━━ Input rows ━━

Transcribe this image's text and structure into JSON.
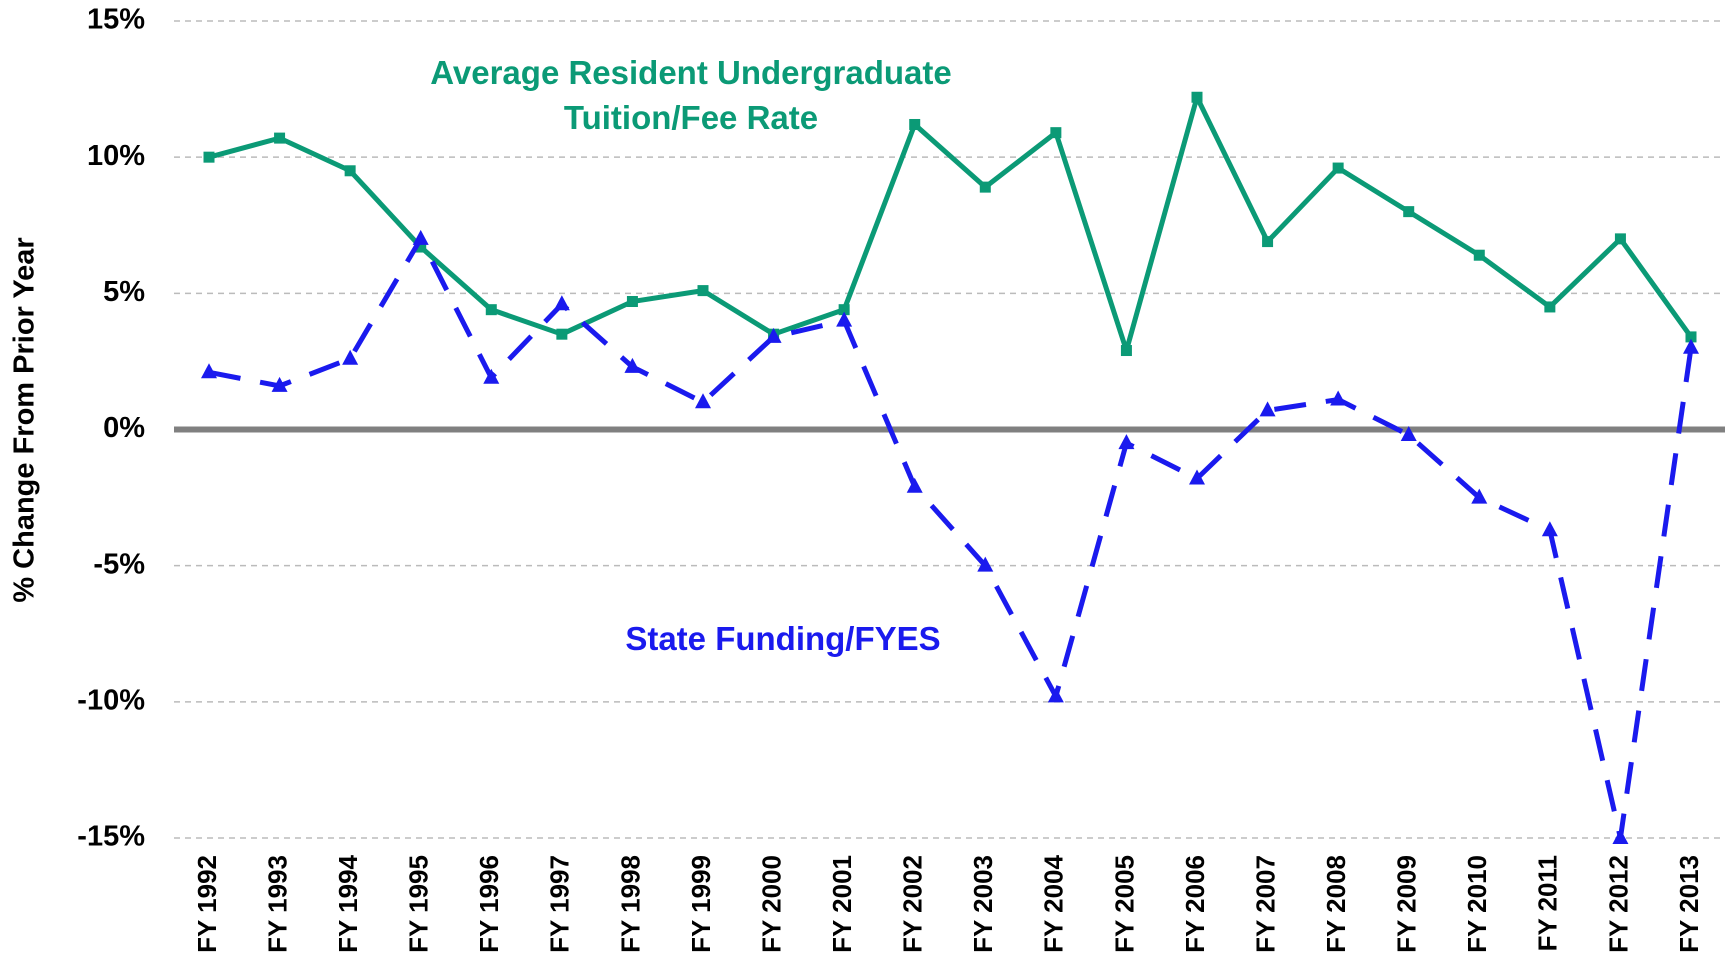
{
  "chart_data": {
    "type": "line",
    "y_label": "% Change From Prior Year",
    "categories": [
      "FY 1992",
      "FY 1993",
      "FY 1994",
      "FY 1995",
      "FY 1996",
      "FY 1997",
      "FY 1998",
      "FY 1999",
      "FY 2000",
      "FY 2001",
      "FY 2002",
      "FY 2003",
      "FY 2004",
      "FY 2005",
      "FY 2006",
      "FY 2007",
      "FY 2008",
      "FY 2009",
      "FY 2010",
      "FY 2011",
      "FY 2012",
      "FY 2013"
    ],
    "series": [
      {
        "name": "Average Resident Undergraduate Tuition/Fee Rate",
        "color": "#0b9a76",
        "marker": "square",
        "dashed": false,
        "values": [
          10.0,
          10.7,
          9.5,
          6.7,
          4.4,
          3.5,
          4.7,
          5.1,
          3.5,
          4.4,
          11.2,
          8.9,
          10.9,
          2.9,
          12.2,
          6.9,
          9.6,
          8.0,
          6.4,
          4.5,
          7.0,
          3.4
        ]
      },
      {
        "name": "State Funding/FYES",
        "color": "#1a1aee",
        "marker": "triangle",
        "dashed": true,
        "values": [
          2.1,
          1.6,
          2.6,
          7.0,
          1.9,
          4.6,
          2.3,
          1.0,
          3.4,
          4.0,
          -2.1,
          -5.0,
          -9.8,
          -0.5,
          -1.8,
          0.7,
          1.1,
          -0.2,
          -2.5,
          -3.7,
          -15.0,
          3.0
        ]
      }
    ],
    "ylim": [
      -15,
      15
    ],
    "yticks": [
      {
        "value": -15,
        "label": "-15%"
      },
      {
        "value": -10,
        "label": "-10%"
      },
      {
        "value": -5,
        "label": "-5%"
      },
      {
        "value": 0,
        "label": "0%"
      },
      {
        "value": 5,
        "label": "5%"
      },
      {
        "value": 10,
        "label": "10%"
      },
      {
        "value": 15,
        "label": "15%"
      }
    ],
    "grid": true
  }
}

━━━

— Requirement —
Copy out all the records exactly, excluding pictures.

— Final result —
Transcribe this image's text and structure into JSON.
{
  "chart_data": {
    "type": "line",
    "y_label": "% Change From Prior Year",
    "categories": [
      "FY 1992",
      "FY 1993",
      "FY 1994",
      "FY 1995",
      "FY 1996",
      "FY 1997",
      "FY 1998",
      "FY 1999",
      "FY 2000",
      "FY 2001",
      "FY 2002",
      "FY 2003",
      "FY 2004",
      "FY 2005",
      "FY 2006",
      "FY 2007",
      "FY 2008",
      "FY 2009",
      "FY 2010",
      "FY 2011",
      "FY 2012",
      "FY 2013"
    ],
    "series": [
      {
        "name": "Average Resident Undergraduate Tuition/Fee Rate",
        "color": "#0b9a76",
        "marker": "square",
        "dashed": false,
        "values": [
          10.0,
          10.7,
          9.5,
          6.7,
          4.4,
          3.5,
          4.7,
          5.1,
          3.5,
          4.4,
          11.2,
          8.9,
          10.9,
          2.9,
          12.2,
          6.9,
          9.6,
          8.0,
          6.4,
          4.5,
          7.0,
          3.4
        ]
      },
      {
        "name": "State Funding/FYES",
        "color": "#1a1aee",
        "marker": "triangle",
        "dashed": true,
        "values": [
          2.1,
          1.6,
          2.6,
          7.0,
          1.9,
          4.6,
          2.3,
          1.0,
          3.4,
          4.0,
          -2.1,
          -5.0,
          -9.8,
          -0.5,
          -1.8,
          0.7,
          1.1,
          -0.2,
          -2.5,
          -3.7,
          -15.0,
          3.0
        ]
      }
    ],
    "ylim": [
      -15,
      15
    ],
    "yticks": [
      {
        "value": -15,
        "label": "-15%"
      },
      {
        "value": -10,
        "label": "-10%"
      },
      {
        "value": -5,
        "label": "-5%"
      },
      {
        "value": 0,
        "label": "0%"
      },
      {
        "value": 5,
        "label": "5%"
      },
      {
        "value": 10,
        "label": "10%"
      },
      {
        "value": 15,
        "label": "15%"
      }
    ],
    "grid": true
  }
}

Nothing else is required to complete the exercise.